_Quoted passage_:

◇ ◇ ◇ ◇ ◇ ◇ ◇

4. Shift your mindset about mornings
“People do transform their lives, every day . . . The key, it turns out, is to simply start behaving like the person you want to become.” —Jeff Wise, author of Extreme Fear: The Science of Your Mind in Danger
It may seem overly simplified to state, “be the change you seek”, but studies have proven this guidance to be true. In an article written for Psychology Today by the author above Jeff Wise, he writes, “Act out the change you want, and day by day, the weight of evidence will become undeniable. Before long, the person you pretend to be becomes the person that you are.”
And while we should not take on too much change all at once. In fact, sound advice is to take one one thing at a time, but if the change you are seeking is to be able to wake up in the morning well and rested, be proactive and start going to be earlier, start understanding how the mind works regarding neural patterns and put helpful “bumpers” in place to make it easier to be successful at being the morning person you want to become.
Your mindset when it shifts to seeing the potential and magic that, when done well, of morning routines will enliven your eagerness to wake up because this is the part of the day that you have the most control over and, as well, have the most potential to improve your entire day.
5. Write down your thoughts
Elizabeth Gilbert wrote in Big Magic:
“When an idea thinks it has found somebody – say, you – who might be able to bring it into the world, the idea will pay you a visit. It will try to get your attention . . . The idea will try to wave you down (perhaps for a few moments; perhaps for a few months; perhaps even for a few years), but when it finally realises that you’re oblivious to its message, it will move on to someone else.”
Beside my bed is a notepad, and each morning, as I am lying in bed listening to my classical music or simply in silence, when ideas pop up that I do not want to forget (because I have in the past, so I know I will even if I swear I won’t), I write them down. It is not a journal entry, it is not long, it is just the idea.
When I read Elizabeth Gilbert’s book Big Magic a few years ago (listen to my podcast episode #70 inspired by my reading and listening to her speak at a local book reading), it resonated with me for a variety of reasons, but one was that we have within us so many treasures waiting to be discovered if only we would pay attention. And it is when we are quiet, the day is quiet, the world is quiet that we can best hear ideas that may not make sense fully to us now, but it is important that we capture them.
“Creativity arises from silence and stillness.” —Andy Puddicombe
6. Become clear in your mind about your journey and desired destination
In other words, practice visualization.

◇ ◇ ◇ ◇ ◇ ◇ ◇

_Entries_:
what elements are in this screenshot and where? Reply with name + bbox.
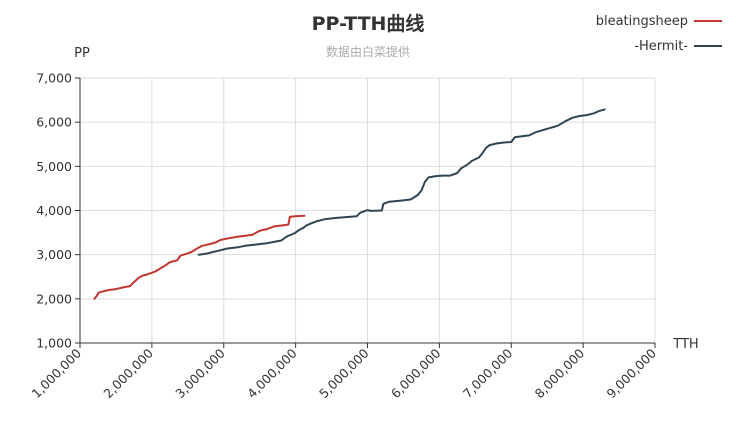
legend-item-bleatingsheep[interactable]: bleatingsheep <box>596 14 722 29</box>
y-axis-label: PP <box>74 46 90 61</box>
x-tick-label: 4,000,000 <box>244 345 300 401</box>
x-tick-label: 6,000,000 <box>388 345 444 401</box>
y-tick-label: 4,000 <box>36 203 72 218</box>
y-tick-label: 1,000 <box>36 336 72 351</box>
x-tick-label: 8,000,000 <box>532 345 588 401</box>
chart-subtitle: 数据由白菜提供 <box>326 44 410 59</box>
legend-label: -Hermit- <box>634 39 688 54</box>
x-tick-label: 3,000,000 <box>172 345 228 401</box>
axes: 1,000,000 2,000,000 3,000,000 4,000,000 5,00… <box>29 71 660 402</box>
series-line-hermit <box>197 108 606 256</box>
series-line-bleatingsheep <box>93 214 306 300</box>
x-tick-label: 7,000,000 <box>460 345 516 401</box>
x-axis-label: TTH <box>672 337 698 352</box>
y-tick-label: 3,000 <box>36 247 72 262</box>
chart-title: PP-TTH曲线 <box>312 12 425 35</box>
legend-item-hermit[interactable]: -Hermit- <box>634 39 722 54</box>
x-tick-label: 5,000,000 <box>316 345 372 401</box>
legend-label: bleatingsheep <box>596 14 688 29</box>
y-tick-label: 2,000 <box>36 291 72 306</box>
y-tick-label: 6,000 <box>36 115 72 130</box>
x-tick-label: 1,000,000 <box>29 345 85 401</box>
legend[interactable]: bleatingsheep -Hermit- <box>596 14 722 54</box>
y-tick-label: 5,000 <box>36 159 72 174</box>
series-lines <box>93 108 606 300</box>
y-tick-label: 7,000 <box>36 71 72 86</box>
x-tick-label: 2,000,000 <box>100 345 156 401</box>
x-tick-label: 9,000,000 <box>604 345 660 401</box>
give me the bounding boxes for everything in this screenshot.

◇ ◇ ◇ ◇ ◇ ◇ ◇

_Exercise details_: Reproduce the part of the morning-routines text starting with "And while we" and going on through "your entire day.". The entries have no connection to the text about morning routines.

_Reply to the task_:
And while we should not take on too much change all at once. In fact, sound advice is to take one one thing at a time, but if the change you are seeking is to be able to wake up in the morning well and rested, be proactive and start going to be earlier, start understanding how the mind works regarding neural patterns and put helpful “bumpers” in place to make it easier to be successful at being the morning person you want to become.
Your mindset when it shifts to seeing the potential and magic that, when done well, of morning routines will enliven your eagerness to wake up because this is the part of the day that you have the most control over and, as well, have the most potential to improve your entire day.